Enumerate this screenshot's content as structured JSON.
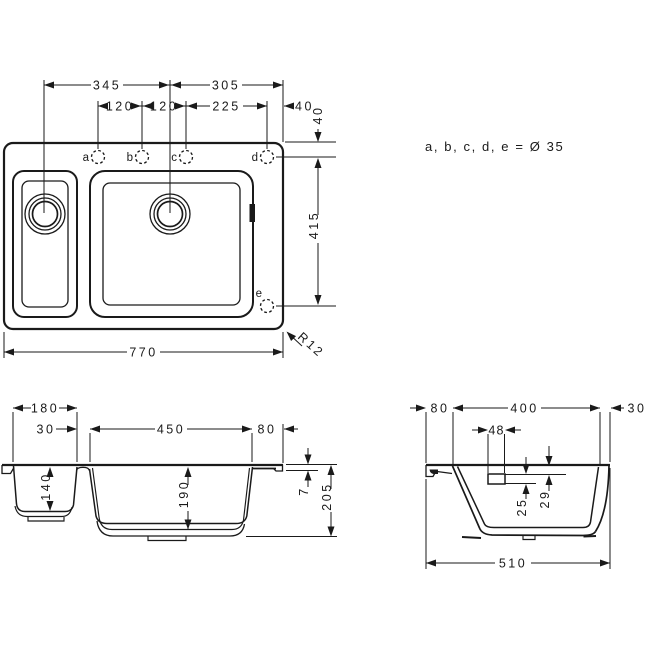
{
  "note": "a, b, c, d, e = Ø 35",
  "colors": {
    "line": "#1a1a1a",
    "background": "#ffffff"
  },
  "top_view": {
    "dim_345": "345",
    "dim_305": "305",
    "dim_120_left": "120",
    "dim_120_right": "120",
    "dim_225": "225",
    "dim_40_horizontal": "40",
    "dim_40_vertical": "40",
    "dim_415": "415",
    "dim_770": "770",
    "corner_radius": "R12",
    "hole_a": "a",
    "hole_b": "b",
    "hole_c": "c",
    "hole_d": "d",
    "hole_e": "e"
  },
  "front_section": {
    "dim_180": "180",
    "dim_30": "30",
    "dim_450": "450",
    "dim_80": "80",
    "dim_140": "140",
    "dim_190": "190",
    "dim_7": "7",
    "dim_205": "205"
  },
  "side_section": {
    "dim_80": "80",
    "dim_400": "400",
    "dim_30": "30",
    "dim_48": "48",
    "dim_29": "29",
    "dim_25": "25",
    "dim_510": "510"
  }
}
────────────────
*Stated problem*
Every line of the material is to be quoted exactly, with no pictures carried over.

*Solution to this task*
Enumerate this screenshot's content as structured JSON.
{
  "note": "a, b, c, d, e = Ø 35",
  "colors": {
    "line": "#1a1a1a",
    "background": "#ffffff"
  },
  "top_view": {
    "dim_345": "345",
    "dim_305": "305",
    "dim_120_left": "120",
    "dim_120_right": "120",
    "dim_225": "225",
    "dim_40_horizontal": "40",
    "dim_40_vertical": "40",
    "dim_415": "415",
    "dim_770": "770",
    "corner_radius": "R12",
    "hole_a": "a",
    "hole_b": "b",
    "hole_c": "c",
    "hole_d": "d",
    "hole_e": "e"
  },
  "front_section": {
    "dim_180": "180",
    "dim_30": "30",
    "dim_450": "450",
    "dim_80": "80",
    "dim_140": "140",
    "dim_190": "190",
    "dim_7": "7",
    "dim_205": "205"
  },
  "side_section": {
    "dim_80": "80",
    "dim_400": "400",
    "dim_30": "30",
    "dim_48": "48",
    "dim_29": "29",
    "dim_25": "25",
    "dim_510": "510"
  }
}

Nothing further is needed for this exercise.